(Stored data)

• • • • •

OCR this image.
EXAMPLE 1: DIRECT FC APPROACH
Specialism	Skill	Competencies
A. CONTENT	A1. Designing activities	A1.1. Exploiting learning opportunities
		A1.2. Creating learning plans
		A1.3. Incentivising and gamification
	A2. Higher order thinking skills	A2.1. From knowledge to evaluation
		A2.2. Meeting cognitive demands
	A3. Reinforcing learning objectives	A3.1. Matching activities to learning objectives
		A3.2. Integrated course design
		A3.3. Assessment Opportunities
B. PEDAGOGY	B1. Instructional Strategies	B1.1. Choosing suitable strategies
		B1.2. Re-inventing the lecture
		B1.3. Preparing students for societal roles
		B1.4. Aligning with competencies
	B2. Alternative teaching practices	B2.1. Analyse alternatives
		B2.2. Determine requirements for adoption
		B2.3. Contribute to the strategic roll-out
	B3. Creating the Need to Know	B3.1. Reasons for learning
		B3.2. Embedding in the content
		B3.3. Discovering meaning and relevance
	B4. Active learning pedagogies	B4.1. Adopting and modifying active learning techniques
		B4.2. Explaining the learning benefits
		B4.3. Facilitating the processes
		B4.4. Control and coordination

• • • • •

**Task statement**
Every record should be repeated exactly; please leave none out.

**Result below**
OCR this image.
EXAMPLE 1: DIRECT FC APPROACH
Specialism	Skill	Competencies
A. CONTENT	A1. Designing activities	A1.1. Exploiting learning opportunities
		A1.2. Creating learning plans
		A1.3. Incentivising and gamification
	A2. Higher order thinking skills	A2.1. From knowledge to evaluation
		A2.2. Meeting cognitive demands
	A3. Reinforcing learning objectives	A3.1. Matching activities to learning objectives
		A3.2. Integrated course design
		A3.3. Assessment Opportunities
B. PEDAGOGY	B1. Instructional Strategies	B1.1. Choosing suitable strategies
		B1.2. Re-inventing the lecture
		B1.3. Preparing students for societal roles
		B1.4. Aligning with competencies
	B2. Alternative teaching practices	B2.1. Analyse alternatives
		B2.2. Determine requirements for adoption
		B2.3. Contribute to the strategic roll-out
	B3. Creating the Need to Know	B3.1. Reasons for learning
		B3.2. Embedding in the content
		B3.3. Discovering meaning and relevance
	B4. Active learning pedagogies	B4.1. Adopting and modifying active learning techniques
		B4.2. Explaining the learning benefits
		B4.3. Facilitating the processes
		B4.4. Control and coordination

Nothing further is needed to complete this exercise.